Требуемое действие.
Перепишите участок отрывка о Мари Кюри и Герте Айртон от «Герта Айртон в» до «рядом с Таллином.» включительно, заменив «Париж» на «Лондон».

Фрагмент документа.

—————

Прозвища, даваемые Мари в статейках, которые множились после разоблачения романа с Ланжевеном, были куда злее: ее обзывали иностранкой, разлучницей и даже жидовкой. На самом деле она была католичкой, как по рождению, так и по воспитанию, но утратила веру после смерти матери. Герта, которая никогда не скрывала правды о своем еврейском происхождении, также рано перестала соблюдать религиозные обряды. Обе женщины преодолевали трудности и шли на жертвы, чтобы получить университетское образование, и продолжали, каждая на свой лад, помогать развиваться другим женщинам. Если миссис Айртон и испытывала какие-либо угрызения совести в связи со своим бунтарским участием в борьбе за гражданские права, то лишь потому, что сомневалась в результате их усилий. «Я часто и с печалью думаю, – писала она одной из своих близких подруг, – что, наверное, я могла бы быть более полезной нашему Делу, если бы посвятила себя собственной особенной работе, как сделала мадам Кюри».
Герта Айртон в своей домашней лаборатории
Они приятно провели время вдвоем, но это не принесло Мари избавления от боли. Она вернулась в Париж, по-прежнему не способная руководить лабораторией. Маргарет фон Врангель, расстроенная невозможностью общения с мадам Кюри, вернулась в Эстонию и нашла работу на другой экспериментальной сельскохозяйственной станции, на сей раз рядом с Таллином.

—————

Исходные записи.
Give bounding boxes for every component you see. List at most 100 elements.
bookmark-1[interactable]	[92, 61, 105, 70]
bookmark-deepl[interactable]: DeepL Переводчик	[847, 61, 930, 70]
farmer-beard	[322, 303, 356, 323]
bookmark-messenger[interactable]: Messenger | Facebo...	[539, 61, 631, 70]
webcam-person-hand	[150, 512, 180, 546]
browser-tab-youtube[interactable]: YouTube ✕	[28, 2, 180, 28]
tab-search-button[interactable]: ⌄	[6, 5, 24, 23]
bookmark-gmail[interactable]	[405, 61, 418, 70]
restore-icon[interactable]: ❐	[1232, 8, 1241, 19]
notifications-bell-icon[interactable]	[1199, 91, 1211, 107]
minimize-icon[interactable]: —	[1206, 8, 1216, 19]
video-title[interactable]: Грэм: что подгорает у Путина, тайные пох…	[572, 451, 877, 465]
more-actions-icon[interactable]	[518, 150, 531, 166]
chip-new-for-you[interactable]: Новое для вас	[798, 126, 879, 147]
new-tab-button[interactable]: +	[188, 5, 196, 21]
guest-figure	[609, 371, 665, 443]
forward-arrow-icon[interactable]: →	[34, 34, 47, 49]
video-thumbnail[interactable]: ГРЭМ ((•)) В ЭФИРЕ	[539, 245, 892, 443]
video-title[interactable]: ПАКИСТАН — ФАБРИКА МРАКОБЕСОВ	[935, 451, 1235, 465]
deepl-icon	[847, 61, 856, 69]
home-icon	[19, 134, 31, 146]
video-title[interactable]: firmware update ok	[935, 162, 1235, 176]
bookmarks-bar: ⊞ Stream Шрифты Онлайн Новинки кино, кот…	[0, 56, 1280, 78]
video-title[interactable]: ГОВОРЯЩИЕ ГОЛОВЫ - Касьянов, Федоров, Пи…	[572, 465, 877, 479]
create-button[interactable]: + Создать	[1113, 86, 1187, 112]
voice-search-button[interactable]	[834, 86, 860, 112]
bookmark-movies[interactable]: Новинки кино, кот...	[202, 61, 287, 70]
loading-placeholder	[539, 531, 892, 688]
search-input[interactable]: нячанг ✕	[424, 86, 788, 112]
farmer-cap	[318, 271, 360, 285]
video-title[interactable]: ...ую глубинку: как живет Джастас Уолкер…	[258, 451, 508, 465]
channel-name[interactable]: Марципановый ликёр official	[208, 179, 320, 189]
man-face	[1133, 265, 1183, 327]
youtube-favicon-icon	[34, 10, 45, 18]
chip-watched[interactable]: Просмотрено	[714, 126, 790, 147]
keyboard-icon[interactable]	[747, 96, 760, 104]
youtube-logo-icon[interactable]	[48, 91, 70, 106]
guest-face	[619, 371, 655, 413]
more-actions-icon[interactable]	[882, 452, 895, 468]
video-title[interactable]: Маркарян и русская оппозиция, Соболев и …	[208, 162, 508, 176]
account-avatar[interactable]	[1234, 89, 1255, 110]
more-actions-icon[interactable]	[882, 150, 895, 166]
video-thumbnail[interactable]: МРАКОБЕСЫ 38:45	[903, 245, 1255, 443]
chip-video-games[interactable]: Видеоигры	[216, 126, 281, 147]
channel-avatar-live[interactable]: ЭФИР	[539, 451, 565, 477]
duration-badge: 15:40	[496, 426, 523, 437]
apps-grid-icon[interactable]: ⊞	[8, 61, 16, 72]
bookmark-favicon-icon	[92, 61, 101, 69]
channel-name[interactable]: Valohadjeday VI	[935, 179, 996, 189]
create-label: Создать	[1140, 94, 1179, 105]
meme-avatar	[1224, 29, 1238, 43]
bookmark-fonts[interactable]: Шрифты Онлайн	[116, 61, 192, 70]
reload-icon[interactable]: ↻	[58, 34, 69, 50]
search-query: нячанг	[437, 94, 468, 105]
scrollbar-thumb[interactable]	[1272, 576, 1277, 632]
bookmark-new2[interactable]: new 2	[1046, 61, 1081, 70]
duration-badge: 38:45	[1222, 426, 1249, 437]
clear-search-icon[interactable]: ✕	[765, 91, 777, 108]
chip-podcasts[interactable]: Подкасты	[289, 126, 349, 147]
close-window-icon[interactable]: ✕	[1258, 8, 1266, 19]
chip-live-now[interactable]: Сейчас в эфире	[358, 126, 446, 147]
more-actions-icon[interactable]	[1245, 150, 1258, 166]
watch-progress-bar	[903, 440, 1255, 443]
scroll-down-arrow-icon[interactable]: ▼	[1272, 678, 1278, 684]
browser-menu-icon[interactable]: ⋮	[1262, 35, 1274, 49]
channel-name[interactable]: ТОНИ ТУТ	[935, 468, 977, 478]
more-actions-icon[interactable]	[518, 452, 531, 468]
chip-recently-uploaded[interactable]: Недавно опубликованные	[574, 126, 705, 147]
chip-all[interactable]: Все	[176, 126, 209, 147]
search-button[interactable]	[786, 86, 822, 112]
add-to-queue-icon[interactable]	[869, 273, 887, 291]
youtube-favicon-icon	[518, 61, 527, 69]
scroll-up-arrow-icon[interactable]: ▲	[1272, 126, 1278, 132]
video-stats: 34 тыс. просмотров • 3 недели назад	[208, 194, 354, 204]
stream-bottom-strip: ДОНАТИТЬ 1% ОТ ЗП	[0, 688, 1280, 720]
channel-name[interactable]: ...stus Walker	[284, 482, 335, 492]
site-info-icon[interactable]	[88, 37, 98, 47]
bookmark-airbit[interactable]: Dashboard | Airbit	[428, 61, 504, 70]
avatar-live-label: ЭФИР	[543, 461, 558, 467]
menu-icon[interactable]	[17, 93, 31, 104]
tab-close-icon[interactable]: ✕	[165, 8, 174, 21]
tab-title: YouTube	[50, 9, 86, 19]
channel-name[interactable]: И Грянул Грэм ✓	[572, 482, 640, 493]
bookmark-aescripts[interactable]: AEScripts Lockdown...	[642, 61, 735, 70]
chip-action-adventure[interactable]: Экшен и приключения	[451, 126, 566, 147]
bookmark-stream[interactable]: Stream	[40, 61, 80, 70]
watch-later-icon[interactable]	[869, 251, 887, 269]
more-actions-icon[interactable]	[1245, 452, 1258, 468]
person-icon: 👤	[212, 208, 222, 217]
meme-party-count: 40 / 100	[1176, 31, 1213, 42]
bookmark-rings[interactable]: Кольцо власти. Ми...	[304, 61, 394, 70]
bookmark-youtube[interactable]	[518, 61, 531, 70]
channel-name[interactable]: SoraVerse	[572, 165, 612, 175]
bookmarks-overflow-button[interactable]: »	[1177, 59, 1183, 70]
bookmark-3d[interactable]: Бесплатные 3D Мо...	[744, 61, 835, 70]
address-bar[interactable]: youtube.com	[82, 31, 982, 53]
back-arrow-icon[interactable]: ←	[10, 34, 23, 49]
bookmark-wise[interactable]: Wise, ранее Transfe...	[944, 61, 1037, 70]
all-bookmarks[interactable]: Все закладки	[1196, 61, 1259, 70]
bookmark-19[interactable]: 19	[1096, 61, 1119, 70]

—————

Ответ на задание.
Герта Айртон в своей домашней лаборатории
Они приятно провели время вдвоем, но это не принесло Мари избавления от боли. Она вернулась в Лондон, по-прежнему не способная руководить лабораторией. Маргарет фон Врангель, расстроенная невозможностью общения с мадам Кюри, вернулась в Эстонию и нашла работу на другой экспериментальной сельскохозяйственной станции, на сей раз рядом с Таллином.